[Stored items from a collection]
+++++

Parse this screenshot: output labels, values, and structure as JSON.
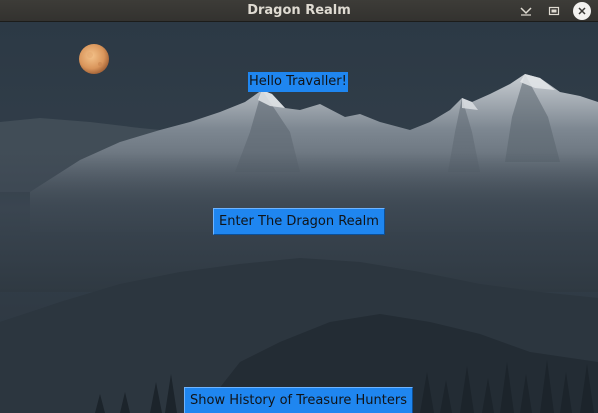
{
  "window": {
    "title": "Dragon Realm",
    "controls": {
      "minimize_icon": "minimize-icon",
      "maximize_icon": "maximize-icon",
      "close_icon": "close-icon"
    }
  },
  "background": {
    "description_icon": "moon-icon"
  },
  "main": {
    "greeting": "Hello Travaller!",
    "enter_button": "Enter The Dragon Realm",
    "history_button": "Show History of Treasure Hunters"
  },
  "colors": {
    "accent": "#1f86f0",
    "titlebar": "#3a3936",
    "sky": "#2a3540"
  }
}
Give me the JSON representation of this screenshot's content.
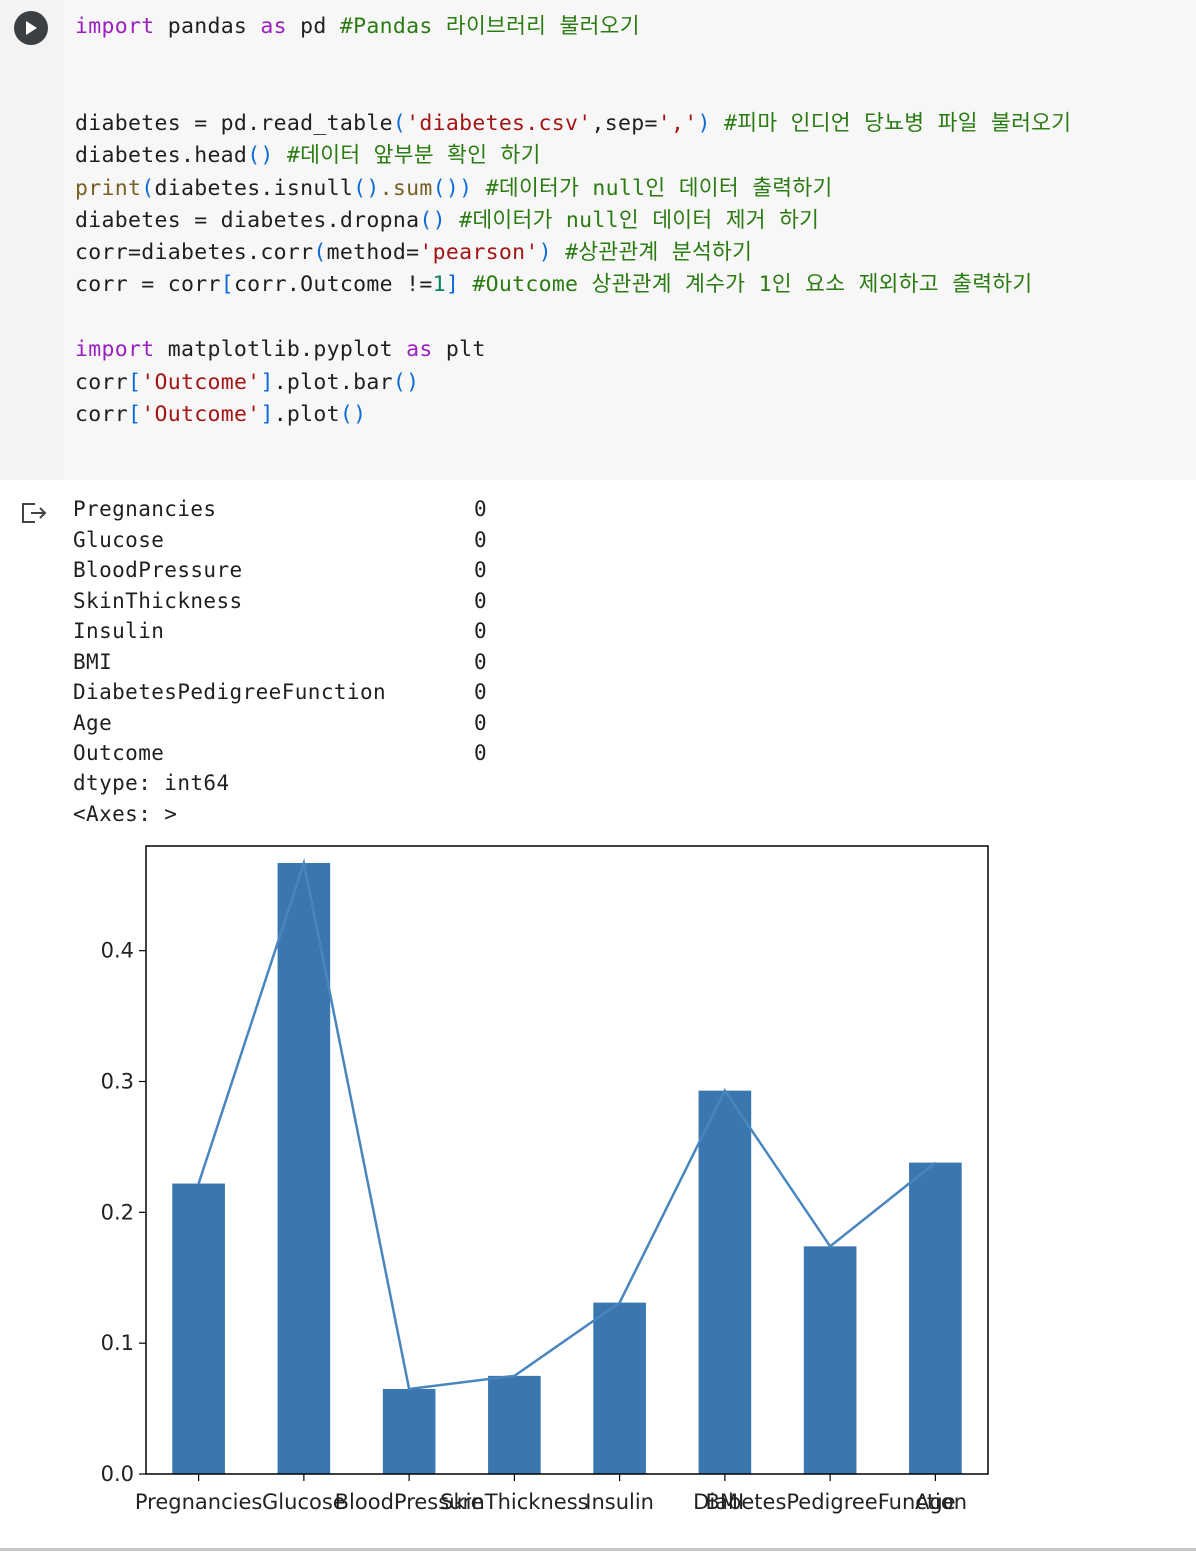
{
  "code": {
    "line1": [
      {
        "t": "import",
        "c": "kw"
      },
      {
        "t": " pandas ",
        "c": ""
      },
      {
        "t": "as",
        "c": "kw"
      },
      {
        "t": " pd ",
        "c": ""
      },
      {
        "t": "#Pandas 라이브러리 불러오기",
        "c": "cm"
      }
    ],
    "line2": [
      {
        "t": "diabetes = pd.read_table",
        "c": ""
      },
      {
        "t": "(",
        "c": "br"
      },
      {
        "t": "'diabetes.csv'",
        "c": "str"
      },
      {
        "t": ",sep=",
        "c": ""
      },
      {
        "t": "','",
        "c": "str"
      },
      {
        "t": ")",
        "c": "br"
      },
      {
        "t": " #피마 인디언 당뇨병 파일 불러오기",
        "c": "cm"
      }
    ],
    "line3": [
      {
        "t": "diabetes.head",
        "c": ""
      },
      {
        "t": "()",
        "c": "br"
      },
      {
        "t": " #데이터 앞부분 확인 하기",
        "c": "cm"
      }
    ],
    "line4": [
      {
        "t": "print",
        "c": "bi"
      },
      {
        "t": "(",
        "c": "br"
      },
      {
        "t": "diabetes.isnull",
        "c": ""
      },
      {
        "t": "()",
        "c": "br"
      },
      {
        "t": ".sum",
        "c": "bi"
      },
      {
        "t": "())",
        "c": "br"
      },
      {
        "t": " #데이터가 null인 데이터 출력하기",
        "c": "cm"
      }
    ],
    "line5": [
      {
        "t": "diabetes = diabetes.dropna",
        "c": ""
      },
      {
        "t": "()",
        "c": "br"
      },
      {
        "t": " #데이터가 null인 데이터 제거 하기",
        "c": "cm"
      }
    ],
    "line6": [
      {
        "t": "corr=diabetes.corr",
        "c": ""
      },
      {
        "t": "(",
        "c": "br"
      },
      {
        "t": "method=",
        "c": ""
      },
      {
        "t": "'pearson'",
        "c": "str"
      },
      {
        "t": ")",
        "c": "br"
      },
      {
        "t": " #상관관계 분석하기",
        "c": "cm"
      }
    ],
    "line7": [
      {
        "t": "corr = corr",
        "c": ""
      },
      {
        "t": "[",
        "c": "br"
      },
      {
        "t": "corr.Outcome !=",
        "c": ""
      },
      {
        "t": "1",
        "c": "num"
      },
      {
        "t": "]",
        "c": "br"
      },
      {
        "t": " #Outcome 상관관계 계수가 1인 요소 제외하고 출력하기",
        "c": "cm"
      }
    ],
    "line8": [
      {
        "t": "import",
        "c": "kw"
      },
      {
        "t": " matplotlib.pyplot ",
        "c": ""
      },
      {
        "t": "as",
        "c": "kw"
      },
      {
        "t": " plt",
        "c": ""
      }
    ],
    "line9": [
      {
        "t": "corr",
        "c": ""
      },
      {
        "t": "[",
        "c": "br"
      },
      {
        "t": "'Outcome'",
        "c": "str"
      },
      {
        "t": "]",
        "c": "br"
      },
      {
        "t": ".plot.bar",
        "c": ""
      },
      {
        "t": "()",
        "c": "br"
      }
    ],
    "line10": [
      {
        "t": "corr",
        "c": ""
      },
      {
        "t": "[",
        "c": "br"
      },
      {
        "t": "'Outcome'",
        "c": "str"
      },
      {
        "t": "]",
        "c": "br"
      },
      {
        "t": ".plot",
        "c": ""
      },
      {
        "t": "()",
        "c": "br"
      }
    ]
  },
  "output": {
    "rows": [
      {
        "name": "Pregnancies",
        "value": "0"
      },
      {
        "name": "Glucose",
        "value": "0"
      },
      {
        "name": "BloodPressure",
        "value": "0"
      },
      {
        "name": "SkinThickness",
        "value": "0"
      },
      {
        "name": "Insulin",
        "value": "0"
      },
      {
        "name": "BMI",
        "value": "0"
      },
      {
        "name": "DiabetesPedigreeFunction",
        "value": "0"
      },
      {
        "name": "Age",
        "value": "0"
      },
      {
        "name": "Outcome",
        "value": "0"
      }
    ],
    "dtype": "dtype: int64",
    "axes": "<Axes: >"
  },
  "icons": {
    "run": "play-icon",
    "output": "output-arrow-icon"
  },
  "colors": {
    "bar": "#3a76b0",
    "line": "#4a86be"
  },
  "chart_data": {
    "type": "bar",
    "categories": [
      "Pregnancies",
      "Glucose",
      "BloodPressure",
      "SkinThickness",
      "Insulin",
      "BMI",
      "DiabetesPedigreeFunction",
      "Age"
    ],
    "series": [
      {
        "values": [
          0.222,
          0.467,
          0.065,
          0.075,
          0.131,
          0.293,
          0.174,
          0.238
        ]
      },
      {
        "values": [
          0.222,
          0.467,
          0.065,
          0.075,
          0.131,
          0.293,
          0.174,
          0.238
        ]
      }
    ],
    "yticks": [
      "0.0",
      "0.1",
      "0.2",
      "0.3",
      "0.4"
    ],
    "ylim": [
      0,
      0.48
    ],
    "xlabel": "",
    "ylabel": "",
    "title": ""
  }
}
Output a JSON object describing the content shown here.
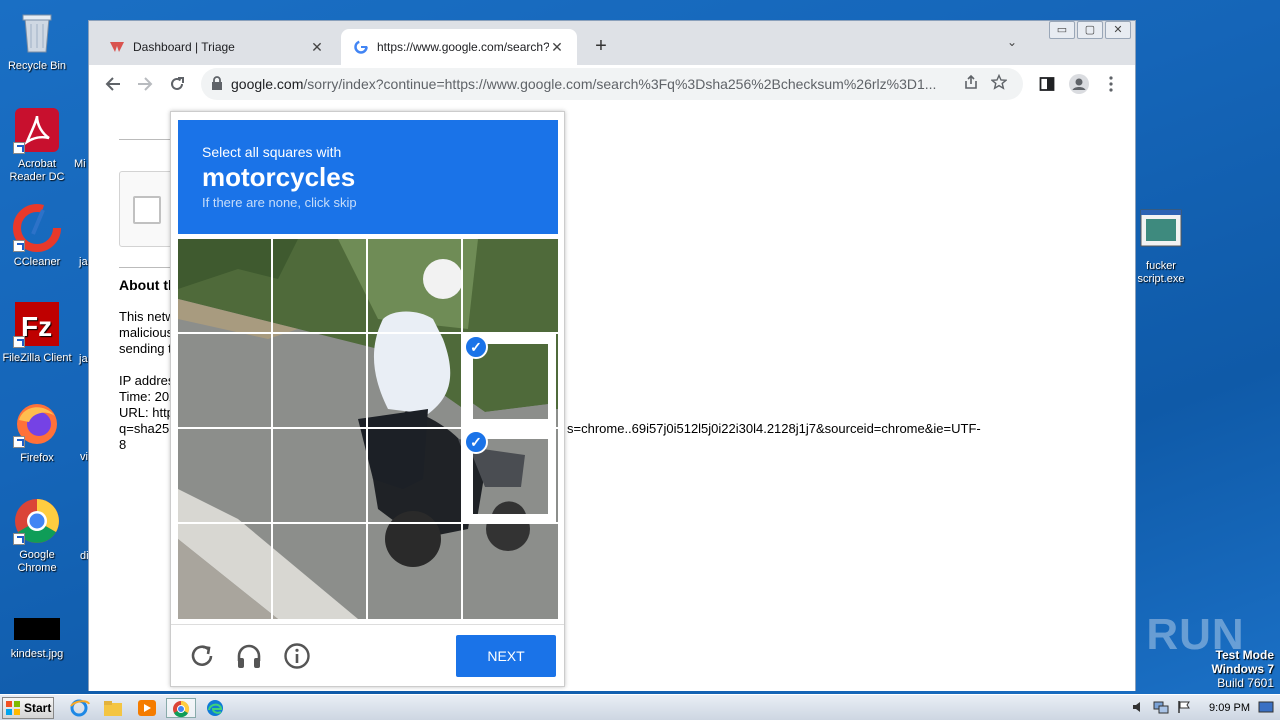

+++++

• **Exercise requirements**
Read the entries above, then pull out the lines that include "screenshot".

• **Written response**
Parse this screenshot: output labels, values, and structure as JSON.
Give me the JSON representation of this screenshot's content.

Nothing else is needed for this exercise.